PROBLEMS TO SOLVE ::
**1.** Answer these questions from the passage on river travel toward Cuyaba:
(a) What grows spontaneously in the canals between the Pantanaes?
(b) How wide is the Paraguay at the place the navigators reach, even in the dry season?
(c) How many days' sail up the river Cuyaba does it take to come to the Vila de Cuyaba?
**2.** Duplicate the passage on river travel toward Cuyaba between "The scenery is" and "agriculture of Europe.", inclusive.

SELECTED PASSAGE ::
---*---
According to their accounts, these islands and the banks of the river
are inhabited by innumerable flocks of birds; the shoals of fish in this
river, which come from the Paraguay,
are incredible. Palms of singular forms stand upon the banks, alternating with beautiful vegetation of aromatic
grasses and shrubs.

The scenery is said to be still more remarkable and
pleasing when the traveller have arrived in the canals, between the Pantanaes themselves; thousands of ducks and water-hens rise in the air on the approach
of the boats; storks of immense size wade the boundless swamps, and divide
the sovereignty over the waters with the terrible crocodiles; sometimes
they sail for leagues together between thick plantations of rice, which
here grows spontaneously; and thus this solitary tract, which is seldom
animated by a canoe of
the Guaycurus engaged in fishing, recalls to mind the plantations
and agriculture of Europe.
The diversity and granduer of the scenery announce the vicinity of a great
river, and after four or five days journey the navigators reach the Paraguay which at this place is almost a league in breadth even in the dry season,
but during the rains overflows the Pantanaes, and spreads into
a vast lake above a hundred square leagues in extent. The navigation,
though against the stream, is easy here, and the voyage to the mouth of
the rivers S. Lourenzo or Porrudos, is generally made in eight days; from this they
at length reach the river Cuyaba,
and in ten days' sail up that river, come to the Vila
de Cuyaba.
---*---
[Items from a data source]
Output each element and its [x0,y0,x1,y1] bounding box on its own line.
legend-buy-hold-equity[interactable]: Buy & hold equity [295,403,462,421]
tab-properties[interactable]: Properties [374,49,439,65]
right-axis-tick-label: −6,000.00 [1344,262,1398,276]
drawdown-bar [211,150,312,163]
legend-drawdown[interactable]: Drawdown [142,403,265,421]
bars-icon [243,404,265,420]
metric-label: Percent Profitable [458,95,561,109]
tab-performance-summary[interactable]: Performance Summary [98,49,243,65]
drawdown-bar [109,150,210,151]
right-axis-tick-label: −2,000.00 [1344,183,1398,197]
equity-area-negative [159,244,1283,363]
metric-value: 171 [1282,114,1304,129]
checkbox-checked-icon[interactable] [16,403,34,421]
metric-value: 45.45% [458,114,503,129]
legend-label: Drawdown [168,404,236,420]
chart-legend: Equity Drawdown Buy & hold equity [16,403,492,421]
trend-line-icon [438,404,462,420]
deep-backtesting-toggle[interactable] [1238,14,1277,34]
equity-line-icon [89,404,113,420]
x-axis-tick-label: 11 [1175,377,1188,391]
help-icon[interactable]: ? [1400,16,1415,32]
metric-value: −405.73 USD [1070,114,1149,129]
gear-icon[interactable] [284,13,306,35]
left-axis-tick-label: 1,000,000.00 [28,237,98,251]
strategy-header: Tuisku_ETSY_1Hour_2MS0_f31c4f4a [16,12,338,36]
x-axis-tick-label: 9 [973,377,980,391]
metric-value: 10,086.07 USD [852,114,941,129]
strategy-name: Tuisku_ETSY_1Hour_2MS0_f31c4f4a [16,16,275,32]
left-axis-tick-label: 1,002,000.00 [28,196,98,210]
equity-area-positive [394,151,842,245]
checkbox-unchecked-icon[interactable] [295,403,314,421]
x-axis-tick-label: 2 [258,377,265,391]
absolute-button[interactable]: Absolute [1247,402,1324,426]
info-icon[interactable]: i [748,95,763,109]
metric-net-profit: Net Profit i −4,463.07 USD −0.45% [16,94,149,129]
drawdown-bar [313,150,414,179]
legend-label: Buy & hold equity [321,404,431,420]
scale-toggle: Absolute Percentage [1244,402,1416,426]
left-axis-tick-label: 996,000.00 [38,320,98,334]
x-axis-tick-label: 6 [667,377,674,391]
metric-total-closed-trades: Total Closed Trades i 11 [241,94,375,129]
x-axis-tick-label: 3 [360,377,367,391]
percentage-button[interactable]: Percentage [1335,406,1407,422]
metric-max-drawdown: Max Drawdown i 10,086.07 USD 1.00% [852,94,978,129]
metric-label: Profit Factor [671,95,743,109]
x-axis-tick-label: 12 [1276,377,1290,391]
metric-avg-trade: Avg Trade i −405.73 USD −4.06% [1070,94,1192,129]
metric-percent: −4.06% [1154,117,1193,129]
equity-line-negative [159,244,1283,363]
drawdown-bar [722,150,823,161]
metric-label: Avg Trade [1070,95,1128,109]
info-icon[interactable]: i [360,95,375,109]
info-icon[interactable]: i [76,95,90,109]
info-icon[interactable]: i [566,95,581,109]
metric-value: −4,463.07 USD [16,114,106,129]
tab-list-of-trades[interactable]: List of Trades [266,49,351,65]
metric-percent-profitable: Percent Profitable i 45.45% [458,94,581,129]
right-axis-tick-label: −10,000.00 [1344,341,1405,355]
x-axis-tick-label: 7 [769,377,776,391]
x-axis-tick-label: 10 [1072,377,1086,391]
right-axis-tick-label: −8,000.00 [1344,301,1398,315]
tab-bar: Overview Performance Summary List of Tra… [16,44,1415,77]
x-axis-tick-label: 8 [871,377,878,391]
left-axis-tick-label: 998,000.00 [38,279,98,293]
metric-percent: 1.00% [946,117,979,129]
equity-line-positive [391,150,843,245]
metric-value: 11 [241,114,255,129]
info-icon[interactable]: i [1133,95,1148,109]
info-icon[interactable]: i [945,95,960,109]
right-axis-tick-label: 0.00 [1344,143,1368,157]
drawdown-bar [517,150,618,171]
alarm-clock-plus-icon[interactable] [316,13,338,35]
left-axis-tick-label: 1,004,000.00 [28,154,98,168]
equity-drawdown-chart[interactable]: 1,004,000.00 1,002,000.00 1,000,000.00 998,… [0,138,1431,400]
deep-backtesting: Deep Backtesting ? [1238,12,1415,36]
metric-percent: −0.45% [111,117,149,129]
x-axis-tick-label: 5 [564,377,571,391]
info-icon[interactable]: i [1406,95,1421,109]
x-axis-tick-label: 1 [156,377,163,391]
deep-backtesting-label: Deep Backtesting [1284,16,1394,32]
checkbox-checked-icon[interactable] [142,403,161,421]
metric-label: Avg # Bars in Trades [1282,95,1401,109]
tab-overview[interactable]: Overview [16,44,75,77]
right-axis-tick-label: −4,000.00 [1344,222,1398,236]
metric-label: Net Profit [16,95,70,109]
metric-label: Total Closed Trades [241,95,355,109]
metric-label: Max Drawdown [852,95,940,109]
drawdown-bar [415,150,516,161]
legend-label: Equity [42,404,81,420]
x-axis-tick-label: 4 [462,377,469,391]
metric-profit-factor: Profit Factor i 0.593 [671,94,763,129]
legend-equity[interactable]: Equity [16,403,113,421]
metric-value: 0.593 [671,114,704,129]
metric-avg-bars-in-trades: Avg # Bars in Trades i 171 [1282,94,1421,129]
---*---
EXPECTED RESULTS ::
**1.**
(a) Rice
(b) Almost a league
(c) Ten days

**2.**
The scenery is said to be still more remarkable and
pleasing when the traveller have arrived in the canals, between the Pantanaes themselves; thousands of ducks and water-hens rise in the air on the approach
of the boats; storks of immense size wade the boundless swamps, and divide
the sovereignty over the waters with the terrible crocodiles; sometimes
they sail for leagues together between thick plantations of rice, which
here grows spontaneously; and thus this solitary tract, which is seldom
animated by a canoe of
the Guaycurus engaged in fishing, recalls to mind the plantations
and agriculture of Europe.